--- Excerpted data ---
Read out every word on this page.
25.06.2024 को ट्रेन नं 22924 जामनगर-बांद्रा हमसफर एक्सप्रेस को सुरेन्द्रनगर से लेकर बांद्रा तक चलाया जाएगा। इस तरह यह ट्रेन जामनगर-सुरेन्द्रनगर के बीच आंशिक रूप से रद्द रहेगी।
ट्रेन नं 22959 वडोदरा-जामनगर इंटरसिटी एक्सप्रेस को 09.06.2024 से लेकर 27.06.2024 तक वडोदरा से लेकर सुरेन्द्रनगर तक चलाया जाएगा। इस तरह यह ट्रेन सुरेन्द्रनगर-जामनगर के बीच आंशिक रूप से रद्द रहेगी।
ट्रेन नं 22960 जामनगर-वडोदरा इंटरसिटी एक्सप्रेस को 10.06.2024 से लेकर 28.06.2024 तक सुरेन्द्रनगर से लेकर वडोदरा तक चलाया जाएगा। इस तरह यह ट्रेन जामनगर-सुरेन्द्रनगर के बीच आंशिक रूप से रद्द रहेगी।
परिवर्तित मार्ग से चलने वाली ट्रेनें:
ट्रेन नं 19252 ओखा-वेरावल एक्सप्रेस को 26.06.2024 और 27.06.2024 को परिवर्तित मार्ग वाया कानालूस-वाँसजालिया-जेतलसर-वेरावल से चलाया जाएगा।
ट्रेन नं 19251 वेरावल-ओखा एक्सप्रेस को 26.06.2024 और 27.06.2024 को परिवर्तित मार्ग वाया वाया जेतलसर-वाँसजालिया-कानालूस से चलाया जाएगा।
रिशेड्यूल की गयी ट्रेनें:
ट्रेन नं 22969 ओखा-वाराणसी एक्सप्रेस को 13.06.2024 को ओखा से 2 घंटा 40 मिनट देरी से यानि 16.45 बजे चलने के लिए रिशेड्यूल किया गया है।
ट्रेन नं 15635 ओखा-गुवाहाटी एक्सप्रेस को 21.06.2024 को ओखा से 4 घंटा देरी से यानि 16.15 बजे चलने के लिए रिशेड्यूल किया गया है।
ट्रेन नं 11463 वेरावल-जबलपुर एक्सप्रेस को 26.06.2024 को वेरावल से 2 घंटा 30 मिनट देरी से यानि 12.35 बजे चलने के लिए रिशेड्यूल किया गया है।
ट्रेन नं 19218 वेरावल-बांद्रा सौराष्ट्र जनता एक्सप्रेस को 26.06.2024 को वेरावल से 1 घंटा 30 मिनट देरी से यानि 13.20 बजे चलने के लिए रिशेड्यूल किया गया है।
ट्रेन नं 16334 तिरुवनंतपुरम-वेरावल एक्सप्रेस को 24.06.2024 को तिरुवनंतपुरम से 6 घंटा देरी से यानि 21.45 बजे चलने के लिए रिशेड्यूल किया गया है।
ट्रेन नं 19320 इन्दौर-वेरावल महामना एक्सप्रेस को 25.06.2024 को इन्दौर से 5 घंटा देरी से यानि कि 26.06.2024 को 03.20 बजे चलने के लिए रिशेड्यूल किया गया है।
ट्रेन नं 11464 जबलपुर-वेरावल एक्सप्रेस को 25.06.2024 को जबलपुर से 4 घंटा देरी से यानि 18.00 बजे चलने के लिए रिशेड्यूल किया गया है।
---
* **Your goal**: Write out the records above again, keeping each one identical to the original.

* **Solution to the problem**:
Read out every word on this page.
25.06.2024 को ट्रेन नं 22924 जामनगर-बांद्रा हमसफर एक्सप्रेस को सुरेन्द्रनगर से लेकर बांद्रा तक चलाया जाएगा। इस तरह यह ट्रेन जामनगर-सुरेन्द्रनगर के बीच आंशिक रूप से रद्द रहेगी।
ट्रेन नं 22959 वडोदरा-जामनगर इंटरसिटी एक्सप्रेस को 09.06.2024 से लेकर 27.06.2024 तक वडोदरा से लेकर सुरेन्द्रनगर तक चलाया जाएगा। इस तरह यह ट्रेन सुरेन्द्रनगर-जामनगर के बीच आंशिक रूप से रद्द रहेगी।
ट्रेन नं 22960 जामनगर-वडोदरा इंटरसिटी एक्सप्रेस को 10.06.2024 से लेकर 28.06.2024 तक सुरेन्द्रनगर से लेकर वडोदरा तक चलाया जाएगा। इस तरह यह ट्रेन जामनगर-सुरेन्द्रनगर के बीच आंशिक रूप से रद्द रहेगी।
परिवर्तित मार्ग से चलने वाली ट्रेनें:
ट्रेन नं 19252 ओखा-वेरावल एक्सप्रेस को 26.06.2024 और 27.06.2024 को परिवर्तित मार्ग वाया कानालूस-वाँसजालिया-जेतलसर-वेरावल से चलाया जाएगा।
ट्रेन नं 19251 वेरावल-ओखा एक्सप्रेस को 26.06.2024 और 27.06.2024 को परिवर्तित मार्ग वाया वाया जेतलसर-वाँसजालिया-कानालूस से चलाया जाएगा।
रिशेड्यूल की गयी ट्रेनें:
ट्रेन नं 22969 ओखा-वाराणसी एक्सप्रेस को 13.06.2024 को ओखा से 2 घंटा 40 मिनट देरी से यानि 16.45 बजे चलने के लिए रिशेड्यूल किया गया है।
ट्रेन नं 15635 ओखा-गुवाहाटी एक्सप्रेस को 21.06.2024 को ओखा से 4 घंटा देरी से यानि 16.15 बजे चलने के लिए रिशेड्यूल किया गया है।
ट्रेन नं 11463 वेरावल-जबलपुर एक्सप्रेस को 26.06.2024 को वेरावल से 2 घंटा 30 मिनट देरी से यानि 12.35 बजे चलने के लिए रिशेड्यूल किया गया है।
ट्रेन नं 19218 वेरावल-बांद्रा सौराष्ट्र जनता एक्सप्रेस को 26.06.2024 को वेरावल से 1 घंटा 30 मिनट देरी से यानि 13.20 बजे चलने के लिए रिशेड्यूल किया गया है।
ट्रेन नं 16334 तिरुवनंतपुरम-वेरावल एक्सप्रेस को 24.06.2024 को तिरुवनंतपुरम से 6 घंटा देरी से यानि 21.45 बजे चलने के लिए रिशेड्यूल किया गया है।
ट्रेन नं 19320 इन्दौर-वेरावल महामना एक्सप्रेस को 25.06.2024 को इन्दौर से 5 घंटा देरी से यानि कि 26.06.2024 को 03.20 बजे चलने के लिए रिशेड्यूल किया गया है।
ट्रेन नं 11464 जबलपुर-वेरावल एक्सप्रेस को 25.06.2024 को जबलपुर से 4 घंटा देरी से यानि 18.00 बजे चलने के लिए रिशेड्यूल किया गया है।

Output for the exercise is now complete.